● **Problem details**:
Collect all lines below with the string "suami".

* * * * * * * * *

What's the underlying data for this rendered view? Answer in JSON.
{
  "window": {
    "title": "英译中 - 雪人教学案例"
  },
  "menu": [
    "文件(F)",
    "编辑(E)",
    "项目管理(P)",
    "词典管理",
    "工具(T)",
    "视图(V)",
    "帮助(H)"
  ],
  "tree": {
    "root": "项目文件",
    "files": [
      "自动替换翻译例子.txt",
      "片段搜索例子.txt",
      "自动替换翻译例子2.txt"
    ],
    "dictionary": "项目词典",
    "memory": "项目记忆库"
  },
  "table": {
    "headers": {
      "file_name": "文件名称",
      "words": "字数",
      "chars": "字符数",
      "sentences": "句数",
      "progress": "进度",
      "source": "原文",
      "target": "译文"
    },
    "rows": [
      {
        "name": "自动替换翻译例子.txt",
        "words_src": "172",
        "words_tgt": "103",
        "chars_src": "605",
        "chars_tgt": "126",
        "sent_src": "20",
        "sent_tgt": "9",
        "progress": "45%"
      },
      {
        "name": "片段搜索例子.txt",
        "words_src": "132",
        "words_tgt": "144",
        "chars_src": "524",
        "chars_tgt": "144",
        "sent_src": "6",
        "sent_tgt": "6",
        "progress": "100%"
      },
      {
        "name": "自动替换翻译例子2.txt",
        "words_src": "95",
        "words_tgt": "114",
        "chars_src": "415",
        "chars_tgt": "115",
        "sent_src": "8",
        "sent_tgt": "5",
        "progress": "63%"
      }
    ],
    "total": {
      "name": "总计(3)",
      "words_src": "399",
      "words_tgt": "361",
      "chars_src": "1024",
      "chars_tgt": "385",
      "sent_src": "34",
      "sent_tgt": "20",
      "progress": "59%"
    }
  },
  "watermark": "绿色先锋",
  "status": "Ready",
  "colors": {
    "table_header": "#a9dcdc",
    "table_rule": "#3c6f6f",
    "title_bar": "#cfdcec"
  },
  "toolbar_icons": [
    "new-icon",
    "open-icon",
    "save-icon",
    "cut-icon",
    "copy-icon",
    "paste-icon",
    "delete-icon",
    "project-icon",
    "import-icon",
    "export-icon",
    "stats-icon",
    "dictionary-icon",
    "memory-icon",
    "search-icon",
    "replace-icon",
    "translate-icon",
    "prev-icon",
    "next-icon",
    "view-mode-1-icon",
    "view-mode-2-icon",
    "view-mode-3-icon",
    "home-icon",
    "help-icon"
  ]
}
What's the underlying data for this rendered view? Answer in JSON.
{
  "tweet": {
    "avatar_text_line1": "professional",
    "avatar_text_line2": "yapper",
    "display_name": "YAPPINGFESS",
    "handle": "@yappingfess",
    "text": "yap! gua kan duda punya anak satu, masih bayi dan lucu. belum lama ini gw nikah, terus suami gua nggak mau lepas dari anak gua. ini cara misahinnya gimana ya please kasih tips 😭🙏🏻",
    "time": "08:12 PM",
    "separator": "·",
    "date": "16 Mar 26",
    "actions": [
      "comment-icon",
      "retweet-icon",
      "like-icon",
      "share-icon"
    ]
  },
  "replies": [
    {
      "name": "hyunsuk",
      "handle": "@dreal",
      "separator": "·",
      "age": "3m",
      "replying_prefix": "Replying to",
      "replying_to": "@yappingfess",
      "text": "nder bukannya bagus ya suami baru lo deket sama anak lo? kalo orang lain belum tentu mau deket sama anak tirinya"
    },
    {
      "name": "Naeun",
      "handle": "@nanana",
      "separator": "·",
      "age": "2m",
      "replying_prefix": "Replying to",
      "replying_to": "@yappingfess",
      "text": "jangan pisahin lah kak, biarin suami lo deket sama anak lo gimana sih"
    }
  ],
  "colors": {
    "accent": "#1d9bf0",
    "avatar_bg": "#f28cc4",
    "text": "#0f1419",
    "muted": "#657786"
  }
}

* * * * * * * * *

● **Output**:
    "text": "yap! gua kan duda punya anak satu, masih bayi dan lucu. belum lama ini gw nikah, terus suami gua nggak mau lepas dari anak gua. ini cara misahinnya gimana ya please kasih tips 😭🙏🏻",
      "text": "nder bukannya bagus ya suami baru lo deket sama anak lo? kalo orang lain belum tentu mau deket sama anak tirinya"
      "text": "jangan pisahin lah kak, biarin suami lo deket sama anak lo gimana sih"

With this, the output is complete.